◆ **Data items**:
============
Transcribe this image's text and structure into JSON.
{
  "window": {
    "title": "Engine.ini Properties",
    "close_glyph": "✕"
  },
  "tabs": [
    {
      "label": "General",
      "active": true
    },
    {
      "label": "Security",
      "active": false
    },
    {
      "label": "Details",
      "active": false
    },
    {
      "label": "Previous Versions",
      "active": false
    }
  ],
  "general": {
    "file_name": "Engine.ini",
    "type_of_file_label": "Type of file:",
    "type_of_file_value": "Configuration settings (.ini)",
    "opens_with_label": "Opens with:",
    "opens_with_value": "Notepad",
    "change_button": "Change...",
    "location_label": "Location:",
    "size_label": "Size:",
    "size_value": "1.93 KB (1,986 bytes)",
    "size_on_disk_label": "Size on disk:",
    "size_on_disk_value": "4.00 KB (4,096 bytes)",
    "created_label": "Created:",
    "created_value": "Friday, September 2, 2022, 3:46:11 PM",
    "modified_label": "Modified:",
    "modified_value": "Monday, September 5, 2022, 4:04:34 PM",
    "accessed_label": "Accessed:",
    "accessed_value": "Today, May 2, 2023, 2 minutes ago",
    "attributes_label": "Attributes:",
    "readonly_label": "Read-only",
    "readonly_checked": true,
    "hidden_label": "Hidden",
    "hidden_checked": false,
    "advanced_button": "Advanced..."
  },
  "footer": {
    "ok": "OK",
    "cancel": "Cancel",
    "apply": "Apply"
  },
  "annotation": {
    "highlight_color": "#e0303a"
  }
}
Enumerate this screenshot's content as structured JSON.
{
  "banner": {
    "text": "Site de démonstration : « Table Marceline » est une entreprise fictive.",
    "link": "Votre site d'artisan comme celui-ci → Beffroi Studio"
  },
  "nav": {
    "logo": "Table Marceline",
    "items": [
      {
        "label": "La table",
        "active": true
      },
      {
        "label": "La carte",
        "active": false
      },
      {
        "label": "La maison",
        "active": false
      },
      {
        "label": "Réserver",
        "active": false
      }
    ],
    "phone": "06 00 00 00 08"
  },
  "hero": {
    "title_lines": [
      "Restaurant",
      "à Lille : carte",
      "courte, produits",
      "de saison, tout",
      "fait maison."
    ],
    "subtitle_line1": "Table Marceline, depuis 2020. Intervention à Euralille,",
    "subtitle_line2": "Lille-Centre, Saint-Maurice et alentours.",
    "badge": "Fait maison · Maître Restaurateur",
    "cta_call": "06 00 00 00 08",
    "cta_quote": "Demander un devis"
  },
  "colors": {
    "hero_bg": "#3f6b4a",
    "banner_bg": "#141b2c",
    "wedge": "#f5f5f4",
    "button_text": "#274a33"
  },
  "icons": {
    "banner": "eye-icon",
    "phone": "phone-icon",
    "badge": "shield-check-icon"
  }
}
============
◆ **Written problem**: Gather up the lines containing the word "true" from these records and copy them.

◆ **Answer**:
      "active": true
    "readonly_checked": true,
        "active": true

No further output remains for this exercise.